- **Extracted records**
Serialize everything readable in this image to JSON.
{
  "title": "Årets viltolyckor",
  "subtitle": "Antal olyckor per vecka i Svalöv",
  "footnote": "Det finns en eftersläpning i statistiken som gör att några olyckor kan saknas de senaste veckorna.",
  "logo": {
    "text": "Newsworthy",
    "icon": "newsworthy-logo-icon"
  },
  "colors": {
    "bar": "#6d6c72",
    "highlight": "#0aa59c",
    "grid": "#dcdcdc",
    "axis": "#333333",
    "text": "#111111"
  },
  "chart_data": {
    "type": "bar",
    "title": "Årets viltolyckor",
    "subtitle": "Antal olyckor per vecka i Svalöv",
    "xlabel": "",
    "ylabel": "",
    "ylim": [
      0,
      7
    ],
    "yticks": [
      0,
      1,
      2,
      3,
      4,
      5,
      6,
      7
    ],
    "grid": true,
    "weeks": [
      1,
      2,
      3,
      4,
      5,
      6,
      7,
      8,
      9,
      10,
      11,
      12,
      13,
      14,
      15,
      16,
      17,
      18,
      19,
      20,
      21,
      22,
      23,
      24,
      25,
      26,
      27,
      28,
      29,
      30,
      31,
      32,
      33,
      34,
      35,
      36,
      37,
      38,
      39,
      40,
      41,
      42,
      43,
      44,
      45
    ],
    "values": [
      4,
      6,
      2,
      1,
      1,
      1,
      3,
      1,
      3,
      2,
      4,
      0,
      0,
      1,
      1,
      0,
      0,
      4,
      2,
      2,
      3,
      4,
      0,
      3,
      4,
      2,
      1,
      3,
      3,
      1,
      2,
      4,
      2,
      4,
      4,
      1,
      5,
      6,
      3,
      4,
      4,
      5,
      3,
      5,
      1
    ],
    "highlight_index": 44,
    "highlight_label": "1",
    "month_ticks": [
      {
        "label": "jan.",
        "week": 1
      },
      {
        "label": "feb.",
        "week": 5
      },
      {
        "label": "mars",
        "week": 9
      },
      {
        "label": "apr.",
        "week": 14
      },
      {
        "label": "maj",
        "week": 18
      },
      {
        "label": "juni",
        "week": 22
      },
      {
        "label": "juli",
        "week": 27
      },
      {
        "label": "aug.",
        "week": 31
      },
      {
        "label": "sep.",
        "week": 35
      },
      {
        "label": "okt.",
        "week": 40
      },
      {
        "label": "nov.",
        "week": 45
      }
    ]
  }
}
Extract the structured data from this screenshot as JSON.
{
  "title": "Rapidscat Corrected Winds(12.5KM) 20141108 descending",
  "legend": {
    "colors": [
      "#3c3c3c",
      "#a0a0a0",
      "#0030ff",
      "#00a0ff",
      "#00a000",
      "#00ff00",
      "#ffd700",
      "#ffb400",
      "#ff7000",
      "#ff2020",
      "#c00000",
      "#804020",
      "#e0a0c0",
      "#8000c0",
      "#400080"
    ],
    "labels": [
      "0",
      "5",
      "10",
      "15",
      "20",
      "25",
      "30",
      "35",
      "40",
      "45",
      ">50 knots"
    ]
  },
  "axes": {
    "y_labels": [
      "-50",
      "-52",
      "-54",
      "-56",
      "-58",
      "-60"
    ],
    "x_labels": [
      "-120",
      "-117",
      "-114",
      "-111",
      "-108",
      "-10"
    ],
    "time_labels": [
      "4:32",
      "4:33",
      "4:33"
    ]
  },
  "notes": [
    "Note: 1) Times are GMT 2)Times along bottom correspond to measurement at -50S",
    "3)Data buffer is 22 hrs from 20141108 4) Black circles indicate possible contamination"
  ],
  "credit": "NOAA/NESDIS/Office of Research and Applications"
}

- **What the task requires**
Every line from the one containing "Extract the structured" through the last line of the entries must be written out verbatim, and no other line.

- **Solution**
Extract the structured data from this screenshot as JSON.
{
  "title": "Rapidscat Corrected Winds(12.5KM) 20141108 descending",
  "legend": {
    "colors": [
      "#3c3c3c",
      "#a0a0a0",
      "#0030ff",
      "#00a0ff",
      "#00a000",
      "#00ff00",
      "#ffd700",
      "#ffb400",
      "#ff7000",
      "#ff2020",
      "#c00000",
      "#804020",
      "#e0a0c0",
      "#8000c0",
      "#400080"
    ],
    "labels": [
      "0",
      "5",
      "10",
      "15",
      "20",
      "25",
      "30",
      "35",
      "40",
      "45",
      ">50 knots"
    ]
  },
  "axes": {
    "y_labels": [
      "-50",
      "-52",
      "-54",
      "-56",
      "-58",
      "-60"
    ],
    "x_labels": [
      "-120",
      "-117",
      "-114",
      "-111",
      "-108",
      "-10"
    ],
    "time_labels": [
      "4:32",
      "4:33",
      "4:33"
    ]
  },
  "notes": [
    "Note: 1) Times are GMT 2)Times along bottom correspond to measurement at -50S",
    "3)Data buffer is 22 hrs from 20141108 4) Black circles indicate possible contamination"
  ],
  "credit": "NOAA/NESDIS/Office of Research and Applications"
}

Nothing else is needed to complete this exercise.